____ Dataset content

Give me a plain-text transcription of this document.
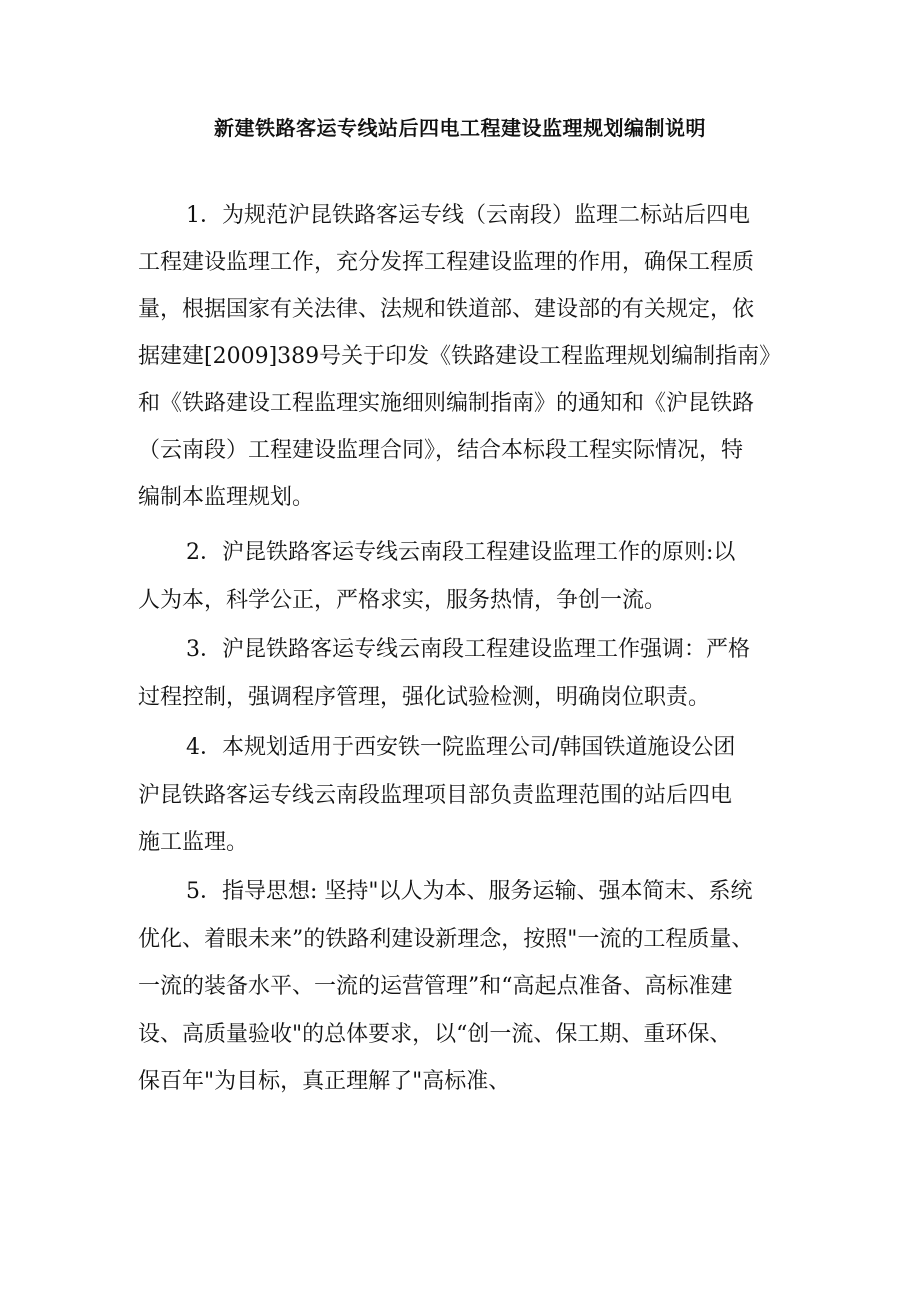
新建铁路客运专线站后四电工程建设监理规划编制说明

1．为规范沪昆铁路客运专线（云南段）监理二标站后四电

工程建设监理工作，充分发挥工程建设监理的作用，确保工程质

量，根据国家有关法律、法规和铁道部、建设部的有关规定，依

据建建[2009]389号关于印发《铁路建设工程监理规划编制指南》

和《铁路建设工程监理实施细则编制指南》的通知和《沪昆铁路

（云南段）工程建设监理合同》，结合本标段工程实际情况，特

编制本监理规划。

2．沪昆铁路客运专线云南段工程建设监理工作的原则:以

人为本，科学公正，严格求实，服务热情，争创一流。

3．沪昆铁路客运专线云南段工程建设监理工作强调：严格

过程控制，强调程序管理，强化试验检测，明确岗位职责。

4．本规划适用于西安铁一院监理公司/韩国铁道施设公团

沪昆铁路客运专线云南段监理项目部负责监理范围的站后四电

施工监理。

5．指导思想: 坚持"以人为本、服务运输、强本简末、系统

优化、着眼未来”的铁路利建设新理念，按照"一流的工程质量、

一流的装备水平、一流的运营管理”和“高起点准备、高标准建

设、高质量验收"的总体要求，以“创一流、保工期、重环保、

保百年"为目标，真正理解了"高标准、
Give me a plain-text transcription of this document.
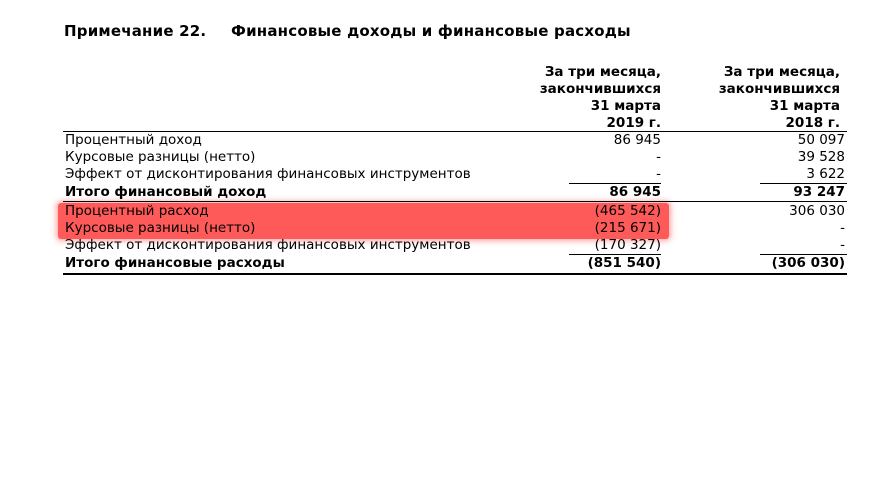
Примечание 22. Финансовые доходы и финансовые расходы
За три месяца,
закончившихся
31 марта
2019 г.
За три месяца,
закончившихся
31 марта
2018 г.
Процентный доход	86 945	50 097
Курсовые разницы (нетто)	-	39 528
Эффект от дисконтирования финансовых инструментов	-	3 622
Итого финансовый доход	86 945	93 247
Процентный расход	(465 542)	306 030
Курсовые разницы (нетто)	(215 671)	-
Эффект от дисконтирования финансовых инструментов	(170 327)	-
Итого финансовые расходы	(851 540)	(306 030)
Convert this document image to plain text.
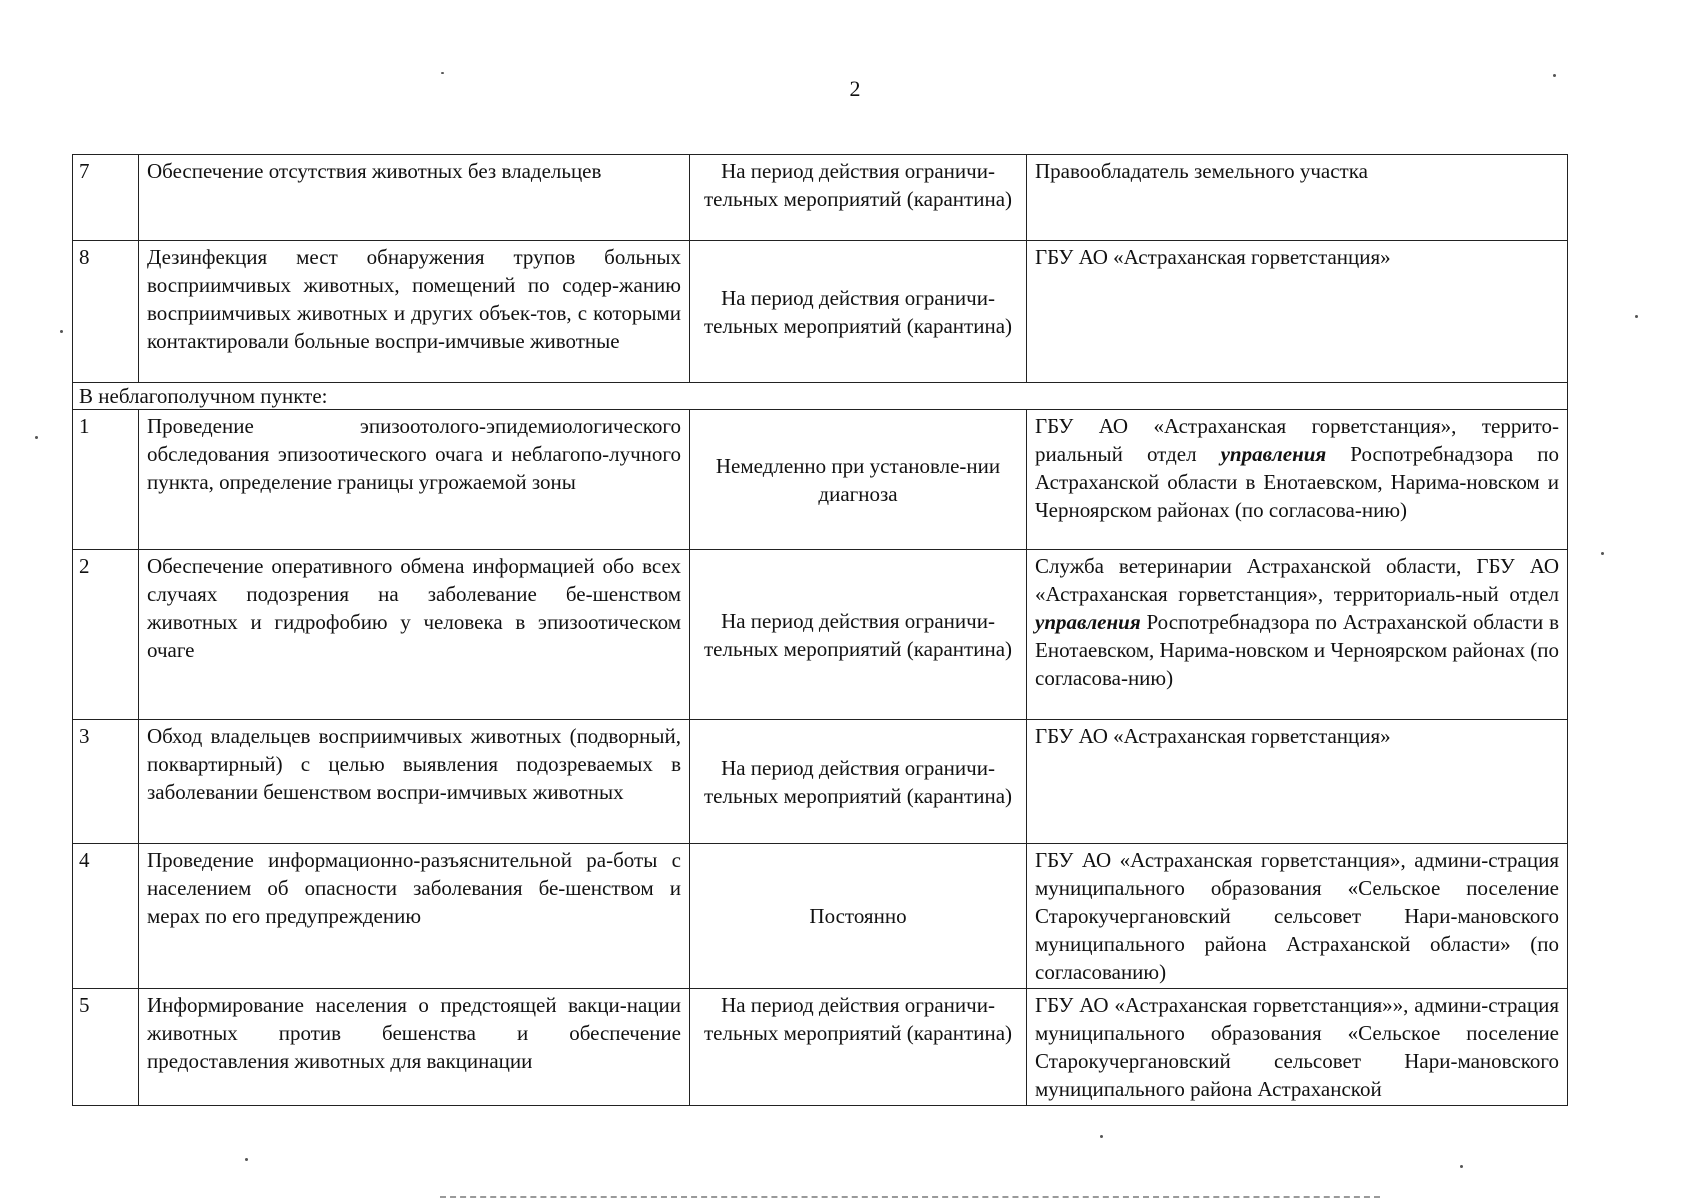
2
7	Обеспечение отсутствия животных без владельцев	На период действия ограничи-тельных мероприятий (карантина)	Правообладатель земельного участка
8	Дезинфекция мест обнаружения трупов больных восприимчивых животных, помещений по содер-жанию восприимчивых животных и других объек-тов, с которыми контактировали больные воспри-имчивые животные	На период действия ограничи-тельных мероприятий (карантина)	ГБУ АО «Астраханская горветстанция»
В неблагополучном пункте:			
1	Проведение эпизоотолого-эпидемиологического обследования эпизоотического очага и неблагопо-лучного пункта, определение границы угрожаемой зоны	Немедленно при установле-нии диагноза	ГБУ АО «Астраханская горветстанция», террито-риальный отдел управления Роспотребнадзора по Астраханской области в Енотаевском, Нарима-новском и Черноярском районах (по согласова-нию)
2	Обеспечение оперативного обмена информацией обо всех случаях подозрения на заболевание бе-шенством животных и гидрофобию у человека в эпизоотическом очаге	На период действия ограничи-тельных мероприятий (карантина)	Служба ветеринарии Астраханской области, ГБУ АО «Астраханская горветстанция», территориаль-ный отдел управления Роспотребнадзора по Астраханской области в Енотаевском, Нарима-новском и Черноярском районах (по согласова-нию)
3	Обход владельцев восприимчивых животных (подворный, поквартирный) с целью выявления подозреваемых в заболевании бешенством воспри-имчивых животных	На период действия ограничи-тельных мероприятий (карантина)	ГБУ АО «Астраханская горветстанция»
4	Проведение информационно-разъяснительной ра-боты с населением об опасности заболевания бе-шенством и мерах по его предупреждению	Постоянно	ГБУ АО «Астраханская горветстанция», админи-страция муниципального образования «Сельское поселение Старокучергановский сельсовет Нари-мановского муниципального района Астраханской области» (по согласованию)
5	Информирование населения о предстоящей вакци-нации животных против бешенства и обеспечение предоставления животных для вакцинации	На период действия ограничи-тельных мероприятий (карантина)	ГБУ АО «Астраханская горветстанция»», админи-страция муниципального образования «Сельское поселение Старокучергановский сельсовет Нари-мановского муниципального района Астраханской
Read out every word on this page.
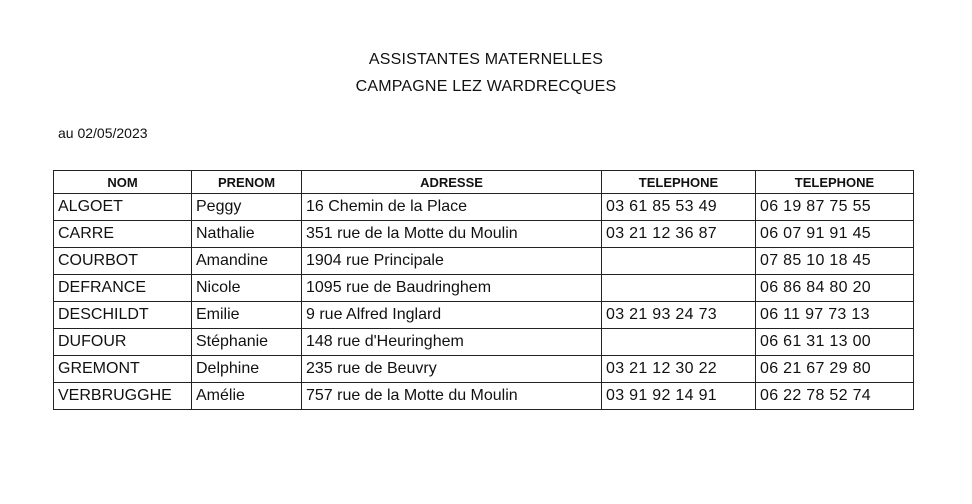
ASSISTANTES MATERNELLES
CAMPAGNE LEZ WARDRECQUES
au 02/05/2023
NOM	PRENOM	ADRESSE	TELEPHONE	TELEPHONE
ALGOET	Peggy	16 Chemin de la Place	03 61 85 53 49	06 19 87 75 55
CARRE	Nathalie	351 rue de la Motte du Moulin	03 21 12 36 87	06 07 91 91 45
COURBOT	Amandine	1904 rue Principale		07 85 10 18 45
DEFRANCE	Nicole	1095 rue de Baudringhem		06 86 84 80 20
DESCHILDT	Emilie	9 rue Alfred Inglard	03 21 93 24 73	06 11 97 73 13
DUFOUR	Stéphanie	148 rue d'Heuringhem		06 61 31 13 00
GREMONT	Delphine	235 rue de Beuvry	03 21 12 30 22	06 21 67 29 80
VERBRUGGHE	Amélie	757 rue de la Motte du Moulin	03 91 92 14 91	06 22 78 52 74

________

What the task asks
Copy out every line from the records that has the word "дисконтирования".

Complete answer
Эффект от дисконтирования финансовых инструментов	-	3 622
Эффект от дисконтирования финансовых инструментов	(170 327)	-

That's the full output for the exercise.